> **WORK INSTRUCTIONS**
Omit all images, then return the remaining material exactly as it stands.

_ _ _ _

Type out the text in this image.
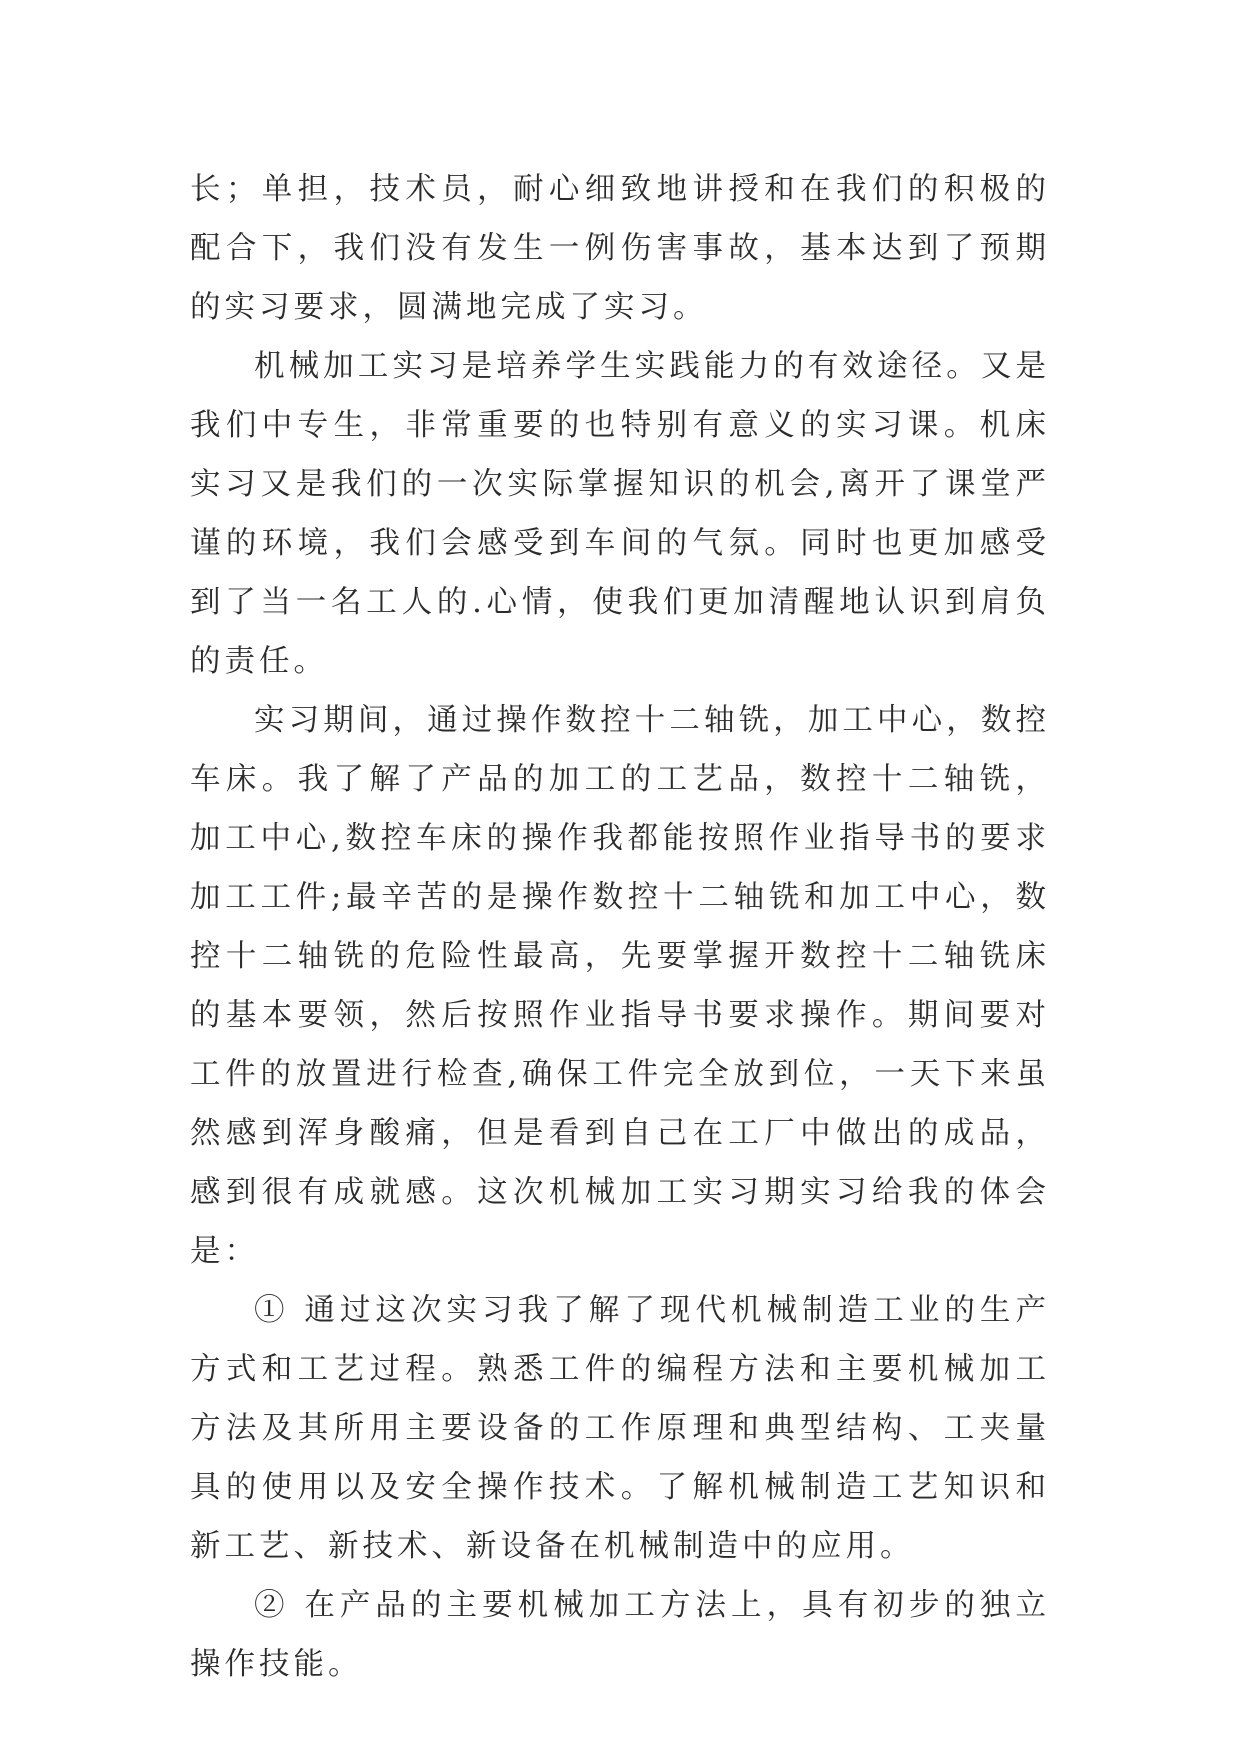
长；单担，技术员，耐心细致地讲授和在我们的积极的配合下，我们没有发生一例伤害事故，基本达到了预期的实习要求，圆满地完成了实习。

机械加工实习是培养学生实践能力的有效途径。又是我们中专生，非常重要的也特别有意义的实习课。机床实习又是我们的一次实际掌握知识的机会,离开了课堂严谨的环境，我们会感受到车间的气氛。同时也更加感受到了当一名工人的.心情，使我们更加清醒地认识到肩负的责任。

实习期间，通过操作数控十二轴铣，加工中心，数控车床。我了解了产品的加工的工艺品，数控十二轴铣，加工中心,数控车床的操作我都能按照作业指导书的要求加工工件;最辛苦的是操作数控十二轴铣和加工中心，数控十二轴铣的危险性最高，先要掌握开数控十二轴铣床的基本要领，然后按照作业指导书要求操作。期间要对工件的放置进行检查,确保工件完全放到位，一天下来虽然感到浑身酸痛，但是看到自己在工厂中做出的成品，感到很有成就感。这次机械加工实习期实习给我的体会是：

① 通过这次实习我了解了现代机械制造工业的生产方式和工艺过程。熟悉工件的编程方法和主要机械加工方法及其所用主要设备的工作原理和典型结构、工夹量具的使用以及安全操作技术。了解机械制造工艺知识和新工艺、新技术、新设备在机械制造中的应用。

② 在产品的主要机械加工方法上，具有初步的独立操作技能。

_ _ _ _

> **SOLUTION BELOW**
Type out the text in this image.
长；单担，技术员，耐心细致地讲授和在我们的积极的配合下，我们没有发生一例伤害事故，基本达到了预期的实习要求，圆满地完成了实习。

机械加工实习是培养学生实践能力的有效途径。又是我们中专生，非常重要的也特别有意义的实习课。机床实习又是我们的一次实际掌握知识的机会,离开了课堂严谨的环境，我们会感受到车间的气氛。同时也更加感受到了当一名工人的.心情，使我们更加清醒地认识到肩负的责任。

实习期间，通过操作数控十二轴铣，加工中心，数控车床。我了解了产品的加工的工艺品，数控十二轴铣，加工中心,数控车床的操作我都能按照作业指导书的要求加工工件;最辛苦的是操作数控十二轴铣和加工中心，数控十二轴铣的危险性最高，先要掌握开数控十二轴铣床的基本要领，然后按照作业指导书要求操作。期间要对工件的放置进行检查,确保工件完全放到位，一天下来虽然感到浑身酸痛，但是看到自己在工厂中做出的成品，感到很有成就感。这次机械加工实习期实习给我的体会是：

① 通过这次实习我了解了现代机械制造工业的生产方式和工艺过程。熟悉工件的编程方法和主要机械加工方法及其所用主要设备的工作原理和典型结构、工夹量具的使用以及安全操作技术。了解机械制造工艺知识和新工艺、新技术、新设备在机械制造中的应用。

② 在产品的主要机械加工方法上，具有初步的独立操作技能。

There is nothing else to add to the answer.